** Brief **
Using the data below, copy each line that includes the word "再塑生命的人".

** Exercise input **
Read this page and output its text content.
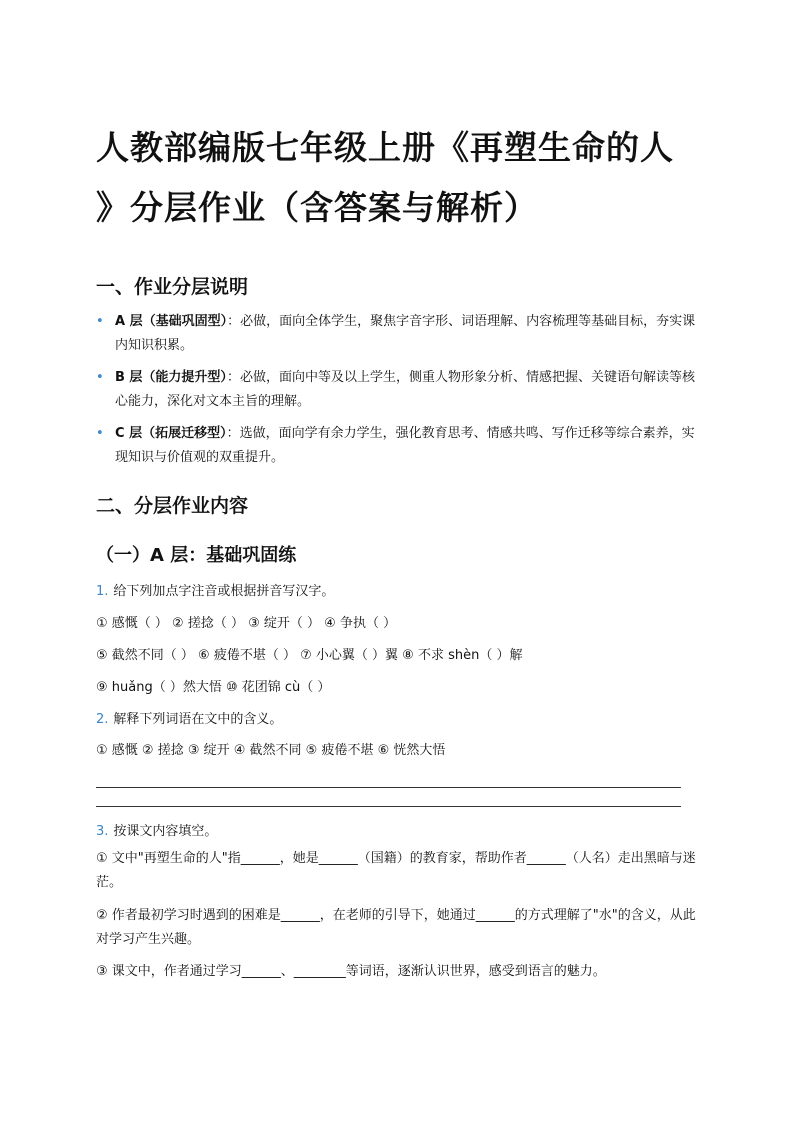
人教部编版七年级上册《再塑生命的人
》分层作业（含答案与解析）
一、作业分层说明
• A 层（基础巩固型）：必做，面向全体学生，聚焦字音字形、词语理解、内容梳理等基础目标，夯实课内知识积累。
• B 层（能力提升型）：必做，面向中等及以上学生，侧重人物形象分析、情感把握、关键语句解读等核心能力，深化对文本主旨的理解。
• C 层（拓展迁移型）：选做，面向学有余力学生，强化教育思考、情感共鸣、写作迁移等综合素养，实现知识与价值观的双重提升。
二、分层作业内容
（一）A 层：基础巩固练

1. 给下列加点字注音或根据拼音写汉字。

① 感慨（ ） ② 搓捻（ ） ③ 绽开（ ） ④ 争执（ ）

⑤ 截然不同（ ） ⑥ 疲倦不堪（ ） ⑦ 小心翼（ ）翼 ⑧ 不求 shèn（ ）解

⑨ huǎng（ ）然大悟 ⑩ 花团锦 cù（ ）

2. 解释下列词语在文中的含义。

① 感慨 ② 搓捻 ③ 绽开 ④ 截然不同 ⑤ 疲倦不堪 ⑥ 恍然大悟

3. 按课文内容填空。

① 文中"再塑生命的人"指______，她是______（国籍）的教育家，帮助作者______（人名）走出黑暗与迷茫。

② 作者最初学习时遇到的困难是______，在老师的引导下，她通过______的方式理解了"水"的含义，从此对学习产生兴趣。

③ 课文中，作者通过学习______、________等词语，逐渐认识世界，感受到语言的魅力。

** Full output **
人教部编版七年级上册《再塑生命的人
① 文中"再塑生命的人"指______，她是______（国籍）的教育家，帮助作者______（人名）走出黑暗与迷茫。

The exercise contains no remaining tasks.